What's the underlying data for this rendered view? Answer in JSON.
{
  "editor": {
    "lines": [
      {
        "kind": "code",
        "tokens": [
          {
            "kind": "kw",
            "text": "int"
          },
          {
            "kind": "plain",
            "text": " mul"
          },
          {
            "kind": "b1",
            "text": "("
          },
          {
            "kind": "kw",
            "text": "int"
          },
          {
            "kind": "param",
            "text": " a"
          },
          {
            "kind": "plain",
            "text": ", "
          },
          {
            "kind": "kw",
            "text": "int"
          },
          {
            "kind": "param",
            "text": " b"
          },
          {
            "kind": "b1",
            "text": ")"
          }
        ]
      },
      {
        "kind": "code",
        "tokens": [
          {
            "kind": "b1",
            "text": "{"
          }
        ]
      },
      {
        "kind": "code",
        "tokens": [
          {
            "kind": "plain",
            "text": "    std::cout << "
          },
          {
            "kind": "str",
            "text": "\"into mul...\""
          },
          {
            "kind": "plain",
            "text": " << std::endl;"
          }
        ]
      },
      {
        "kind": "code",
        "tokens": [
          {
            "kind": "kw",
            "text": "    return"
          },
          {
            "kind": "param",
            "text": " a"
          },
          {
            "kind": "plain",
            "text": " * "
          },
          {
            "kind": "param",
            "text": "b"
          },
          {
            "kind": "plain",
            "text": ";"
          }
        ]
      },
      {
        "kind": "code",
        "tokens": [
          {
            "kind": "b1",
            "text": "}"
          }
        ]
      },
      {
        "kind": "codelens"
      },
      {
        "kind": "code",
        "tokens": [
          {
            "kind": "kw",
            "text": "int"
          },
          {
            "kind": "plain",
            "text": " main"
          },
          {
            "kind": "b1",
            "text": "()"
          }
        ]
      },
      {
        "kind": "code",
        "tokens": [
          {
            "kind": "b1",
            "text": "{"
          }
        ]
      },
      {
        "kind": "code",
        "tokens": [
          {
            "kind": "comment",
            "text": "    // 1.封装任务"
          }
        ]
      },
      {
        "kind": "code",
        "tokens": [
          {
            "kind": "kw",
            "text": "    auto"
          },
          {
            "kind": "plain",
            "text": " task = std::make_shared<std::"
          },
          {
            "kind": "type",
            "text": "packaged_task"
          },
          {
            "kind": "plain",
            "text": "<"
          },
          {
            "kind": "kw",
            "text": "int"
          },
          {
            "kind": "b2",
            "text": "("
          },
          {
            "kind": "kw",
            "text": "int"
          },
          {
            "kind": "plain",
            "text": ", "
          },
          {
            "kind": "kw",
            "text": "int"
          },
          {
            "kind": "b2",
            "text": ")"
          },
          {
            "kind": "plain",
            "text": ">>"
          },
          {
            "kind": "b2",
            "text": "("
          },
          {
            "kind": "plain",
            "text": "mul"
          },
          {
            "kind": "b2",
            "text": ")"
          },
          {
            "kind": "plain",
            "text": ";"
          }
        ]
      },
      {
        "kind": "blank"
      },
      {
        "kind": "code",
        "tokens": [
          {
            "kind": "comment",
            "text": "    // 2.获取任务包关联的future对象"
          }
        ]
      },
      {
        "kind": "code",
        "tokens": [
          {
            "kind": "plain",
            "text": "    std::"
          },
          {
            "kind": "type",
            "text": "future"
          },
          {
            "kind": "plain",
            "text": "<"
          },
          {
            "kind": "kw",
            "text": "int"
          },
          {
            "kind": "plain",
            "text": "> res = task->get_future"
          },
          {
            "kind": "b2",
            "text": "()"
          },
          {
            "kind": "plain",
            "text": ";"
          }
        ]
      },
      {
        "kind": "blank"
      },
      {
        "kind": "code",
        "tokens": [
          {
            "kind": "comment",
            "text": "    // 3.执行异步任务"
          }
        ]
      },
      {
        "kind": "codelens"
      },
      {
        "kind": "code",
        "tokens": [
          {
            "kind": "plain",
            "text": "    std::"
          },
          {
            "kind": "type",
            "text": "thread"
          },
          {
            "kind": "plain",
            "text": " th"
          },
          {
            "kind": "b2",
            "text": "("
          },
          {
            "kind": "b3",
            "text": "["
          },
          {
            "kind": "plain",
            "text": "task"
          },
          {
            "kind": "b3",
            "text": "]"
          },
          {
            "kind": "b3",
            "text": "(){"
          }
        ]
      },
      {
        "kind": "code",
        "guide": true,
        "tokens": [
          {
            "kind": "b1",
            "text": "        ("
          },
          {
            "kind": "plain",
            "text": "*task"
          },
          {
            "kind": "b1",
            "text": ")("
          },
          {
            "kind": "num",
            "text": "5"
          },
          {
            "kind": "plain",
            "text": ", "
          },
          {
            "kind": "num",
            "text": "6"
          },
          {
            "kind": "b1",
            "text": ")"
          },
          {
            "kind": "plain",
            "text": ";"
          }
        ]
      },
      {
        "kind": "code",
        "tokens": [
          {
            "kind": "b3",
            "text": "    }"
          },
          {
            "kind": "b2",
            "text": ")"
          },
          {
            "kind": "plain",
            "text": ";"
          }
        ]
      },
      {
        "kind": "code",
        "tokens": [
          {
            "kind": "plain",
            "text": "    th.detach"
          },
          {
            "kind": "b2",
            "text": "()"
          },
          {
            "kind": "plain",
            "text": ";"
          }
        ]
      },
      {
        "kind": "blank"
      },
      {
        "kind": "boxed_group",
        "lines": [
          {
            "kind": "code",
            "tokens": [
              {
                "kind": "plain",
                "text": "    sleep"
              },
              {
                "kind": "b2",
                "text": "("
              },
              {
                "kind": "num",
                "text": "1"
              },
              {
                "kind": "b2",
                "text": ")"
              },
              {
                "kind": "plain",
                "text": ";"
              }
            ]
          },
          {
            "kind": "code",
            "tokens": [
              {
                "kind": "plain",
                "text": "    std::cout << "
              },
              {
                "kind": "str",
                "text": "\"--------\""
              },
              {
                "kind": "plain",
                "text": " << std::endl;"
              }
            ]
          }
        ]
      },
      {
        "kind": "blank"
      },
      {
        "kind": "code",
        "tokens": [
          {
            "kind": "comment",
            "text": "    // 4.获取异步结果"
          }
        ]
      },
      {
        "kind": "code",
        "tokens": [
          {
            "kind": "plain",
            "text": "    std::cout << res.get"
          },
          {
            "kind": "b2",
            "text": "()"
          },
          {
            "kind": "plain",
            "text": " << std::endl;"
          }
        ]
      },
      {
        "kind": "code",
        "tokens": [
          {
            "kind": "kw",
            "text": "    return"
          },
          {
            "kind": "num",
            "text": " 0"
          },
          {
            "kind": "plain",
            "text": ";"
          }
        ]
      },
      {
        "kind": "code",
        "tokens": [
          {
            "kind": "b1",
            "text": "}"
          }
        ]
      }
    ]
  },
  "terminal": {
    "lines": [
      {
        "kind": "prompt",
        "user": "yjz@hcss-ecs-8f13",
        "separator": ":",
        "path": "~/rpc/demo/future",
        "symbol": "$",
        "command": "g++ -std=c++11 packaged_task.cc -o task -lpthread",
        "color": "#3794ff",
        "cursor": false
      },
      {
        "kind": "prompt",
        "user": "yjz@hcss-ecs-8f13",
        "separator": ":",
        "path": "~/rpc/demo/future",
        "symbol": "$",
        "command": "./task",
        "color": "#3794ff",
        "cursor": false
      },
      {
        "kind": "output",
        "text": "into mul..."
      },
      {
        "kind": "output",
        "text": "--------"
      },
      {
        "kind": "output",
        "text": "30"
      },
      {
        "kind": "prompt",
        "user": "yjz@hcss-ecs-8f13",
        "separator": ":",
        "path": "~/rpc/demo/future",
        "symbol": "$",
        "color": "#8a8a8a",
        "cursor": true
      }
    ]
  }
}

> GIVEN REQUEST
Reproduce each line verbatim.

> RESPONSE FOR THIS EXERCISE
What's the underlying data for this rendered view? Answer in JSON.
{
  "editor": {
    "lines": [
      {
        "kind": "code",
        "tokens": [
          {
            "kind": "kw",
            "text": "int"
          },
          {
            "kind": "plain",
            "text": " mul"
          },
          {
            "kind": "b1",
            "text": "("
          },
          {
            "kind": "kw",
            "text": "int"
          },
          {
            "kind": "param",
            "text": " a"
          },
          {
            "kind": "plain",
            "text": ", "
          },
          {
            "kind": "kw",
            "text": "int"
          },
          {
            "kind": "param",
            "text": " b"
          },
          {
            "kind": "b1",
            "text": ")"
          }
        ]
      },
      {
        "kind": "code",
        "tokens": [
          {
            "kind": "b1",
            "text": "{"
          }
        ]
      },
      {
        "kind": "code",
        "tokens": [
          {
            "kind": "plain",
            "text": "    std::cout << "
          },
          {
            "kind": "str",
            "text": "\"into mul...\""
          },
          {
            "kind": "plain",
            "text": " << std::endl;"
          }
        ]
      },
      {
        "kind": "code",
        "tokens": [
          {
            "kind": "kw",
            "text": "    return"
          },
          {
            "kind": "param",
            "text": " a"
          },
          {
            "kind": "plain",
            "text": " * "
          },
          {
            "kind": "param",
            "text": "b"
          },
          {
            "kind": "plain",
            "text": ";"
          }
        ]
      },
      {
        "kind": "code",
        "tokens": [
          {
            "kind": "b1",
            "text": "}"
          }
        ]
      },
      {
        "kind": "codelens"
      },
      {
        "kind": "code",
        "tokens": [
          {
            "kind": "kw",
            "text": "int"
          },
          {
            "kind": "plain",
            "text": " main"
          },
          {
            "kind": "b1",
            "text": "()"
          }
        ]
      },
      {
        "kind": "code",
        "tokens": [
          {
            "kind": "b1",
            "text": "{"
          }
        ]
      },
      {
        "kind": "code",
        "tokens": [
          {
            "kind": "comment",
            "text": "    // 1.封装任务"
          }
        ]
      },
      {
        "kind": "code",
        "tokens": [
          {
            "kind": "kw",
            "text": "    auto"
          },
          {
            "kind": "plain",
            "text": " task = std::make_shared<std::"
          },
          {
            "kind": "type",
            "text": "packaged_task"
          },
          {
            "kind": "plain",
            "text": "<"
          },
          {
            "kind": "kw",
            "text": "int"
          },
          {
            "kind": "b2",
            "text": "("
          },
          {
            "kind": "kw",
            "text": "int"
          },
          {
            "kind": "plain",
            "text": ", "
          },
          {
            "kind": "kw",
            "text": "int"
          },
          {
            "kind": "b2",
            "text": ")"
          },
          {
            "kind": "plain",
            "text": ">>"
          },
          {
            "kind": "b2",
            "text": "("
          },
          {
            "kind": "plain",
            "text": "mul"
          },
          {
            "kind": "b2",
            "text": ")"
          },
          {
            "kind": "plain",
            "text": ";"
          }
        ]
      },
      {
        "kind": "blank"
      },
      {
        "kind": "code",
        "tokens": [
          {
            "kind": "comment",
            "text": "    // 2.获取任务包关联的future对象"
          }
        ]
      },
      {
        "kind": "code",
        "tokens": [
          {
            "kind": "plain",
            "text": "    std::"
          },
          {
            "kind": "type",
            "text": "future"
          },
          {
            "kind": "plain",
            "text": "<"
          },
          {
            "kind": "kw",
            "text": "int"
          },
          {
            "kind": "plain",
            "text": "> res = task->get_future"
          },
          {
            "kind": "b2",
            "text": "()"
          },
          {
            "kind": "plain",
            "text": ";"
          }
        ]
      },
      {
        "kind": "blank"
      },
      {
        "kind": "code",
        "tokens": [
          {
            "kind": "comment",
            "text": "    // 3.执行异步任务"
          }
        ]
      },
      {
        "kind": "codelens"
      },
      {
        "kind": "code",
        "tokens": [
          {
            "kind": "plain",
            "text": "    std::"
          },
          {
            "kind": "type",
            "text": "thread"
          },
          {
            "kind": "plain",
            "text": " th"
          },
          {
            "kind": "b2",
            "text": "("
          },
          {
            "kind": "b3",
            "text": "["
          },
          {
            "kind": "plain",
            "text": "task"
          },
          {
            "kind": "b3",
            "text": "]"
          },
          {
            "kind": "b3",
            "text": "(){"
          }
        ]
      },
      {
        "kind": "code",
        "guide": true,
        "tokens": [
          {
            "kind": "b1",
            "text": "        ("
          },
          {
            "kind": "plain",
            "text": "*task"
          },
          {
            "kind": "b1",
            "text": ")("
          },
          {
            "kind": "num",
            "text": "5"
          },
          {
            "kind": "plain",
            "text": ", "
          },
          {
            "kind": "num",
            "text": "6"
          },
          {
            "kind": "b1",
            "text": ")"
          },
          {
            "kind": "plain",
            "text": ";"
          }
        ]
      },
      {
        "kind": "code",
        "tokens": [
          {
            "kind": "b3",
            "text": "    }"
          },
          {
            "kind": "b2",
            "text": ")"
          },
          {
            "kind": "plain",
            "text": ";"
          }
        ]
      },
      {
        "kind": "code",
        "tokens": [
          {
            "kind": "plain",
            "text": "    th.detach"
          },
          {
            "kind": "b2",
            "text": "()"
          },
          {
            "kind": "plain",
            "text": ";"
          }
        ]
      },
      {
        "kind": "blank"
      },
      {
        "kind": "boxed_group",
        "lines": [
          {
            "kind": "code",
            "tokens": [
              {
                "kind": "plain",
                "text": "    sleep"
              },
              {
                "kind": "b2",
                "text": "("
              },
              {
                "kind": "num",
                "text": "1"
              },
              {
                "kind": "b2",
                "text": ")"
              },
              {
                "kind": "plain",
                "text": ";"
              }
            ]
          },
          {
            "kind": "code",
            "tokens": [
              {
                "kind": "plain",
                "text": "    std::cout << "
              },
              {
                "kind": "str",
                "text": "\"--------\""
              },
              {
                "kind": "plain",
                "text": " << std::endl;"
              }
            ]
          }
        ]
      },
      {
        "kind": "blank"
      },
      {
        "kind": "code",
        "tokens": [
          {
            "kind": "comment",
            "text": "    // 4.获取异步结果"
          }
        ]
      },
      {
        "kind": "code",
        "tokens": [
          {
            "kind": "plain",
            "text": "    std::cout << res.get"
          },
          {
            "kind": "b2",
            "text": "()"
          },
          {
            "kind": "plain",
            "text": " << std::endl;"
          }
        ]
      },
      {
        "kind": "code",
        "tokens": [
          {
            "kind": "kw",
            "text": "    return"
          },
          {
            "kind": "num",
            "text": " 0"
          },
          {
            "kind": "plain",
            "text": ";"
          }
        ]
      },
      {
        "kind": "code",
        "tokens": [
          {
            "kind": "b1",
            "text": "}"
          }
        ]
      }
    ]
  },
  "terminal": {
    "lines": [
      {
        "kind": "prompt",
        "user": "yjz@hcss-ecs-8f13",
        "separator": ":",
        "path": "~/rpc/demo/future",
        "symbol": "$",
        "command": "g++ -std=c++11 packaged_task.cc -o task -lpthread",
        "color": "#3794ff",
        "cursor": false
      },
      {
        "kind": "prompt",
        "user": "yjz@hcss-ecs-8f13",
        "separator": ":",
        "path": "~/rpc/demo/future",
        "symbol": "$",
        "command": "./task",
        "color": "#3794ff",
        "cursor": false
      },
      {
        "kind": "output",
        "text": "into mul..."
      },
      {
        "kind": "output",
        "text": "--------"
      },
      {
        "kind": "output",
        "text": "30"
      },
      {
        "kind": "prompt",
        "user": "yjz@hcss-ecs-8f13",
        "separator": ":",
        "path": "~/rpc/demo/future",
        "symbol": "$",
        "color": "#8a8a8a",
        "cursor": true
      }
    ]
  }
}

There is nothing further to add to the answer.